_TASK DETAILS_: Reproduce each line of the material exactly, minus any picture.

<<<<

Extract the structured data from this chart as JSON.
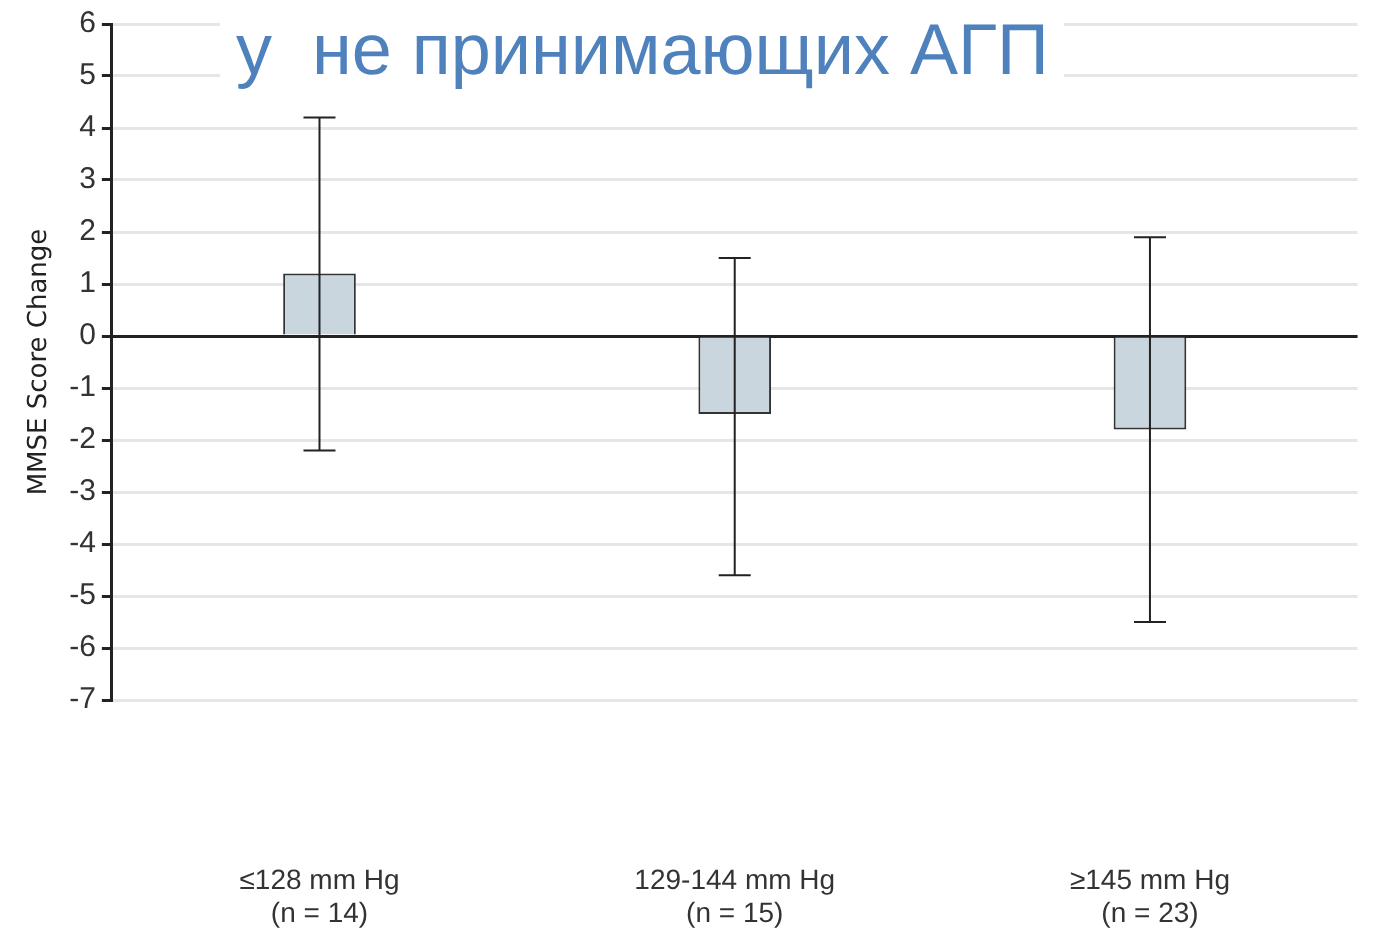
{
  "chart_data": {
    "type": "bar",
    "title": "у  не принимающих АГП",
    "ylabel": "MMSE Score Change",
    "categories": [
      "≤128 mm Hg\n(n = 14)",
      "129-144 mm Hg\n(n = 15)",
      "≥145 mm Hg\n(n = 23)"
    ],
    "values": [
      1.2,
      -1.5,
      -1.8
    ],
    "color": "#c9d6de",
    "errors": [
      [
        -2.2,
        4.2
      ],
      [
        -4.6,
        1.5
      ],
      [
        -5.5,
        1.9
      ]
    ],
    "ylim": [
      -7,
      6
    ],
    "yticks": [
      -7,
      -6,
      -5,
      -4,
      -3,
      -2,
      -1,
      0,
      1,
      2,
      3,
      4,
      5,
      6
    ],
    "grid": "y",
    "legend": false
  }
}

>>>>

_FULL OUTPUT_:
Extract the structured data from this chart as JSON.
{
  "chart_data": {
    "type": "bar",
    "title": "у  не принимающих АГП",
    "ylabel": "MMSE Score Change",
    "categories": [
      "≤128 mm Hg\n(n = 14)",
      "129-144 mm Hg\n(n = 15)",
      "≥145 mm Hg\n(n = 23)"
    ],
    "values": [
      1.2,
      -1.5,
      -1.8
    ],
    "color": "#c9d6de",
    "errors": [
      [
        -2.2,
        4.2
      ],
      [
        -4.6,
        1.5
      ],
      [
        -5.5,
        1.9
      ]
    ],
    "ylim": [
      -7,
      6
    ],
    "yticks": [
      -7,
      -6,
      -5,
      -4,
      -3,
      -2,
      -1,
      0,
      1,
      2,
      3,
      4,
      5,
      6
    ],
    "grid": "y",
    "legend": false
  }
}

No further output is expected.